* **WORK INSTRUCTIONS**
Search the data below for the string "caption". Extract every line that contains it.

(Collected data entries)
+++

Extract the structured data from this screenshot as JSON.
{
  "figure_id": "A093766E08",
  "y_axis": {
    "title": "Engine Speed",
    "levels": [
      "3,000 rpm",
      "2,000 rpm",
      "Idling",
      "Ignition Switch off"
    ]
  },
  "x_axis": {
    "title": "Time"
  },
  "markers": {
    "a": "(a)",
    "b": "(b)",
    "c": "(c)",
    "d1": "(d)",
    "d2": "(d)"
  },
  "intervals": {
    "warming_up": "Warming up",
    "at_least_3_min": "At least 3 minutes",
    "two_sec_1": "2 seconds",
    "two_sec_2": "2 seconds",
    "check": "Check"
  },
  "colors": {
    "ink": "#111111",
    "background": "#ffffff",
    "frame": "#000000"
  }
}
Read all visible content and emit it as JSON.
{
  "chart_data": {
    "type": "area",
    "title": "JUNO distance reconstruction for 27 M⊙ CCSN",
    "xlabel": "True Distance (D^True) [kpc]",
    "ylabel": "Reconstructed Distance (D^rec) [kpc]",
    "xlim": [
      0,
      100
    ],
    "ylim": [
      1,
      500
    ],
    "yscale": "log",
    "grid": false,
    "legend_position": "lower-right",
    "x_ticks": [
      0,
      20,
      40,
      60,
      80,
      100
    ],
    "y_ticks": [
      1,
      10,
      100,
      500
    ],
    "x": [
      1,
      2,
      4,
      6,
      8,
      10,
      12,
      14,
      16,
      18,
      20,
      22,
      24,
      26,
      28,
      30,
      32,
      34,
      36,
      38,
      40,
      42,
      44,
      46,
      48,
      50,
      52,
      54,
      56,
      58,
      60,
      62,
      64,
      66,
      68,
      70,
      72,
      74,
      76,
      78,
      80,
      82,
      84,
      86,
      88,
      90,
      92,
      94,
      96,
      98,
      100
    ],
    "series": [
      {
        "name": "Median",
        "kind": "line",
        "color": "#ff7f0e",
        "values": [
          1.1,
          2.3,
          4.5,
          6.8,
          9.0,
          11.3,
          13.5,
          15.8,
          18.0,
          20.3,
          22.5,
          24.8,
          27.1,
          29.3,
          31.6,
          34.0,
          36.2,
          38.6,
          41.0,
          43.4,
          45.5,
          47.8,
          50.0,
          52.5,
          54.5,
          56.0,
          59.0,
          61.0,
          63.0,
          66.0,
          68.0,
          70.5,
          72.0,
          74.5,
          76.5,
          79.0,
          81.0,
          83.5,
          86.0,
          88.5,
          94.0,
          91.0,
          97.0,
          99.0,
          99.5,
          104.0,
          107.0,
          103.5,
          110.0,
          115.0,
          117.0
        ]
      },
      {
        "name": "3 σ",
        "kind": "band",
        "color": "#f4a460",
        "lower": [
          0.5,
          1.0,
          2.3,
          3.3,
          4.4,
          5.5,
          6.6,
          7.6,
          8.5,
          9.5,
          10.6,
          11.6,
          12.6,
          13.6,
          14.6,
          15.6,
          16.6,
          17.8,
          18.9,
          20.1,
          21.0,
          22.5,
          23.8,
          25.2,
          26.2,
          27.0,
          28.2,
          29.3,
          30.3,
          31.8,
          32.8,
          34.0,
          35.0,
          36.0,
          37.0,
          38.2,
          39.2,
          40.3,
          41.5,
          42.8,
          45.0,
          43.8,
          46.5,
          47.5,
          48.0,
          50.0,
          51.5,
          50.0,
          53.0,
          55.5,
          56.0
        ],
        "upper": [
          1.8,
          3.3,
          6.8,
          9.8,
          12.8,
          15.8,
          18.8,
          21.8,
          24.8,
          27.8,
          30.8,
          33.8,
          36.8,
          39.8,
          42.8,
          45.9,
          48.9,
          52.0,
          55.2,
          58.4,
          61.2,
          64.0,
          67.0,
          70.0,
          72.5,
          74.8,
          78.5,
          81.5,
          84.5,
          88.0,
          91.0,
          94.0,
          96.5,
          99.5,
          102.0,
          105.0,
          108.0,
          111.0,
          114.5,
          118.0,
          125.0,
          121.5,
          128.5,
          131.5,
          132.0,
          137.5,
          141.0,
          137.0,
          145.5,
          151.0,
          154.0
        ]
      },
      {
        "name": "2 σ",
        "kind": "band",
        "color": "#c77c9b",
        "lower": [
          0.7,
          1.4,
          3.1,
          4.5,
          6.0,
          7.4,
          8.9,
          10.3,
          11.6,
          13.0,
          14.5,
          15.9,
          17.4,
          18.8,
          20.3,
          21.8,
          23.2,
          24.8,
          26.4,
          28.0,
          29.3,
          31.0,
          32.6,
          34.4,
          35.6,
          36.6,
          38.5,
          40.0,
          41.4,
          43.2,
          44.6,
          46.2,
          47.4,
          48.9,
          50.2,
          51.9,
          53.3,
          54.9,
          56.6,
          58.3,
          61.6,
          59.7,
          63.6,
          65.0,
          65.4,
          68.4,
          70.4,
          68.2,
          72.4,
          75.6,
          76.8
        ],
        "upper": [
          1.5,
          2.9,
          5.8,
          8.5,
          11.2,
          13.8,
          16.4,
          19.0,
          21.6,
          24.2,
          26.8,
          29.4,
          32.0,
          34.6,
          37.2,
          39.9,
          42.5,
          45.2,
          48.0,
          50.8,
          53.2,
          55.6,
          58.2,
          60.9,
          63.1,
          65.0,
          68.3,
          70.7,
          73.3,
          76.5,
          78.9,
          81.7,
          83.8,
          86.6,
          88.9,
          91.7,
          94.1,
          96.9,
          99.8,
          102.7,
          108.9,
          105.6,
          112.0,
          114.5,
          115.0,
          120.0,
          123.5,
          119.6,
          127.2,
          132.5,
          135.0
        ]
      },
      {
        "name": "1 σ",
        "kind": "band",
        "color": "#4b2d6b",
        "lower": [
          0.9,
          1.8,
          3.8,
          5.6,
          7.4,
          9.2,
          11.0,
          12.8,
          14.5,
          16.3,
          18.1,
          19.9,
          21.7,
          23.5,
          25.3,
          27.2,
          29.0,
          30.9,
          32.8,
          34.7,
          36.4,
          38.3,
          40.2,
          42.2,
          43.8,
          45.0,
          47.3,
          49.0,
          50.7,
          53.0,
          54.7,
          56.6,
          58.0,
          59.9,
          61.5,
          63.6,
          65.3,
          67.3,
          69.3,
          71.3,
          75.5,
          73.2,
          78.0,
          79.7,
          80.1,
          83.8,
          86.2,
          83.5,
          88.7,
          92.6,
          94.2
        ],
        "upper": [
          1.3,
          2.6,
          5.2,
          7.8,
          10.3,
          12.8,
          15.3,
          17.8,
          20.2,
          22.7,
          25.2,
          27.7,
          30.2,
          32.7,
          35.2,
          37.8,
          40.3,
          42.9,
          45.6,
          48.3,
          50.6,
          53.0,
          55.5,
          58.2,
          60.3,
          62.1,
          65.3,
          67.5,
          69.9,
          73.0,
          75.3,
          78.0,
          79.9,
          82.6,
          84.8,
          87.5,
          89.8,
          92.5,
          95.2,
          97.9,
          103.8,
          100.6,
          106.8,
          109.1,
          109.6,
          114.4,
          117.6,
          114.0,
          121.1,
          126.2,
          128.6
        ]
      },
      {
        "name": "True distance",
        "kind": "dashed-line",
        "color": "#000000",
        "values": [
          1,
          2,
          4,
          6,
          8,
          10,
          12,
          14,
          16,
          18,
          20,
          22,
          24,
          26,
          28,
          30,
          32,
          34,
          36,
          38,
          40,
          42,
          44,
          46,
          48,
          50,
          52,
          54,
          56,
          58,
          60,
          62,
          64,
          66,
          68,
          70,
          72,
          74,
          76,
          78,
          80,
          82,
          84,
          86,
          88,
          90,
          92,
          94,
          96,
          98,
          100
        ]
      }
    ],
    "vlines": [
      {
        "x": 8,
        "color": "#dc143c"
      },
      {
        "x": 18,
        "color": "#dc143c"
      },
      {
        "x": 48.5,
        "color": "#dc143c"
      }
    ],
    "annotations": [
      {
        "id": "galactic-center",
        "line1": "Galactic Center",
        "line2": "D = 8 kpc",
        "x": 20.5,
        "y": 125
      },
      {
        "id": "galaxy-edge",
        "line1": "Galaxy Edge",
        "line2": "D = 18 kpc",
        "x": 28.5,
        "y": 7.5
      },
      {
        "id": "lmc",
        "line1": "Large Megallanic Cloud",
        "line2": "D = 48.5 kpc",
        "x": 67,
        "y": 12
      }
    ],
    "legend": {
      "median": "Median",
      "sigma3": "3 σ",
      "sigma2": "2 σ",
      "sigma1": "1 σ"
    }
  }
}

+++

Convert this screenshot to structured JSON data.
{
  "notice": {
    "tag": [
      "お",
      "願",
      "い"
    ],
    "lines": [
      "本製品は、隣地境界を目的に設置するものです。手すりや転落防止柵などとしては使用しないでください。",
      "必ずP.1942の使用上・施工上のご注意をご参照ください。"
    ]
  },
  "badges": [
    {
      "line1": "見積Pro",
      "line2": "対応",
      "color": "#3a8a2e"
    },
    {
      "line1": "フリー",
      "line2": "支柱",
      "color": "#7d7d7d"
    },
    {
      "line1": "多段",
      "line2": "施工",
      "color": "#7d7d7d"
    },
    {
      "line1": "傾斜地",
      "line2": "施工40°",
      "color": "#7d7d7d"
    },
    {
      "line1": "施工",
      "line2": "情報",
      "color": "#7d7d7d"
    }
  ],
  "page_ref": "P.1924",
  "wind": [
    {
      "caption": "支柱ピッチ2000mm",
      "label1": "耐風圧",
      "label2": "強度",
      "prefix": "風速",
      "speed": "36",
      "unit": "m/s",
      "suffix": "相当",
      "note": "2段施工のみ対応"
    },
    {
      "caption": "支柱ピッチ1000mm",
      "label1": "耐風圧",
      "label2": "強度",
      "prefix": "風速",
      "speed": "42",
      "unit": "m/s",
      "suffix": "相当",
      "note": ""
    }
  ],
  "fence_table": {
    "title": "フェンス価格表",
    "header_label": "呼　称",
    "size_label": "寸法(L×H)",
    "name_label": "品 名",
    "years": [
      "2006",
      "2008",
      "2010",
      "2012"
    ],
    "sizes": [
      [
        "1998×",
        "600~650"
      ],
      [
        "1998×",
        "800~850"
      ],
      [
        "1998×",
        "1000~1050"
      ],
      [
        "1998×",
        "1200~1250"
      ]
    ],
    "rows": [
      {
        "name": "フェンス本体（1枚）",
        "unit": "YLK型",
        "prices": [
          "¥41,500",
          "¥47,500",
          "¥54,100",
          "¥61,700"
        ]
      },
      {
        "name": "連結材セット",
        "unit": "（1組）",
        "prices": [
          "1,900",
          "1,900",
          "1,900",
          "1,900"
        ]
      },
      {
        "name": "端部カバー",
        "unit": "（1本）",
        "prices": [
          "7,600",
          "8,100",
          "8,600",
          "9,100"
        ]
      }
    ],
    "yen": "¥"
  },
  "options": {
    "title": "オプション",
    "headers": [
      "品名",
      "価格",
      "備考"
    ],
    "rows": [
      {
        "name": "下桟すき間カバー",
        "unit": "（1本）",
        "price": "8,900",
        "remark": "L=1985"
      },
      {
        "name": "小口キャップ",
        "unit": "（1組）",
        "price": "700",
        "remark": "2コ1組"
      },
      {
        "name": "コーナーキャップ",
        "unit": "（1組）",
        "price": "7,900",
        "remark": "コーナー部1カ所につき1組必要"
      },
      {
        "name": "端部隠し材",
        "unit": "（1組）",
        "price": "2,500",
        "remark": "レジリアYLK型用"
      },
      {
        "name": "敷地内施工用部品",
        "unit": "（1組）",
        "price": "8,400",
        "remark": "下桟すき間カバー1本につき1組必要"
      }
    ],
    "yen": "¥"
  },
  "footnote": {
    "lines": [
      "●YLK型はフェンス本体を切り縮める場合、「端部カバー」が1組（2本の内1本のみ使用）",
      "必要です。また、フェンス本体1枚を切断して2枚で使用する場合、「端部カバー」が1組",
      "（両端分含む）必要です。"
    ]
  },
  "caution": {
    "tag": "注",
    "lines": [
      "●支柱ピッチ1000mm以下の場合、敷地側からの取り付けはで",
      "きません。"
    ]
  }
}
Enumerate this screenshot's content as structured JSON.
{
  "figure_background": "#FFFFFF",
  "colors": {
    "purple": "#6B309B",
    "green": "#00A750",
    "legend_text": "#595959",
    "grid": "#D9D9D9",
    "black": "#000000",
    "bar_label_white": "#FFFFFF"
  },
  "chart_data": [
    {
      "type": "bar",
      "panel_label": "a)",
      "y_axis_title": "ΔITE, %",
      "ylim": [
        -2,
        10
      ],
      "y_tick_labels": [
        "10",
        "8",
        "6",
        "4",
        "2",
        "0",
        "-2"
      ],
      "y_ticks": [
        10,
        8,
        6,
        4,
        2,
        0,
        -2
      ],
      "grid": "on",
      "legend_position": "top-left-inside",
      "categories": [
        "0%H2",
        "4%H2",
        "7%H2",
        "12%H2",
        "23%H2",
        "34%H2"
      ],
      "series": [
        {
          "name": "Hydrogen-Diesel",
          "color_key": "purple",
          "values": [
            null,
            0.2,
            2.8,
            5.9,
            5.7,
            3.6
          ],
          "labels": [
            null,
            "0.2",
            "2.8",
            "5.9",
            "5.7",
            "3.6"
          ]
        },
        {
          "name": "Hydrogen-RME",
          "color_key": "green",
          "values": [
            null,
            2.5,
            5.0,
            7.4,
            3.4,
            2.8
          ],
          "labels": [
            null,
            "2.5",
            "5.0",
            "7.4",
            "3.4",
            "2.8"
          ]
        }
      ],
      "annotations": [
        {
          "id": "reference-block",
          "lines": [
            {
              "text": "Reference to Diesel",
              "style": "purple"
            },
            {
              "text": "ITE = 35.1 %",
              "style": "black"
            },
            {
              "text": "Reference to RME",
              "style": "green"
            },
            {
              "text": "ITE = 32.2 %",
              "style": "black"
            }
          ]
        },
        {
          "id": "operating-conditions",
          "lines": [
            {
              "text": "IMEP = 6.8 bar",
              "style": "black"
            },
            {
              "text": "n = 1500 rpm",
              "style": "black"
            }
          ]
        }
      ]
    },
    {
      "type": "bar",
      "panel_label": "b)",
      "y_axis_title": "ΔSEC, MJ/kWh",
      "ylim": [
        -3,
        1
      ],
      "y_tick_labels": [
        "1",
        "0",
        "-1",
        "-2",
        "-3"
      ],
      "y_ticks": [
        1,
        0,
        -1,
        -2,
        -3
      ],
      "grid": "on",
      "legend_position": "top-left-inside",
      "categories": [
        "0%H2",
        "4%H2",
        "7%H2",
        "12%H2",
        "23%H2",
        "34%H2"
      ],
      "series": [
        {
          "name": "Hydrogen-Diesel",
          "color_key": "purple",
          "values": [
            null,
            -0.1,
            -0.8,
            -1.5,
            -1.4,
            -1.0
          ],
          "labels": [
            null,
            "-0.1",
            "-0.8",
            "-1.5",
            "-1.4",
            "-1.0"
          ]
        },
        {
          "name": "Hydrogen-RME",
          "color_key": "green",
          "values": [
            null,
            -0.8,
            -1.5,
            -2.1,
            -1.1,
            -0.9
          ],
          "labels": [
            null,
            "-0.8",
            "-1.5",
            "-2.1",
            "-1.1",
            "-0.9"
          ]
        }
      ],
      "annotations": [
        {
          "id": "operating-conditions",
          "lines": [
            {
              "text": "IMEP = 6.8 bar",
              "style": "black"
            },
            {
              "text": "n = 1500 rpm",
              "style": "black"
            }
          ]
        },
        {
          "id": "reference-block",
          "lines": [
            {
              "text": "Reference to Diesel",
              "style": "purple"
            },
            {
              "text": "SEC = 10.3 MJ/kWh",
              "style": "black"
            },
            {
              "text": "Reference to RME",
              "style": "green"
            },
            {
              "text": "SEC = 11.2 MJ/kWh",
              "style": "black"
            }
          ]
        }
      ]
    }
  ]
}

+++

* **REPLY**
      "caption": "支柱ピッチ2000mm",
      "caption": "支柱ピッチ1000mm",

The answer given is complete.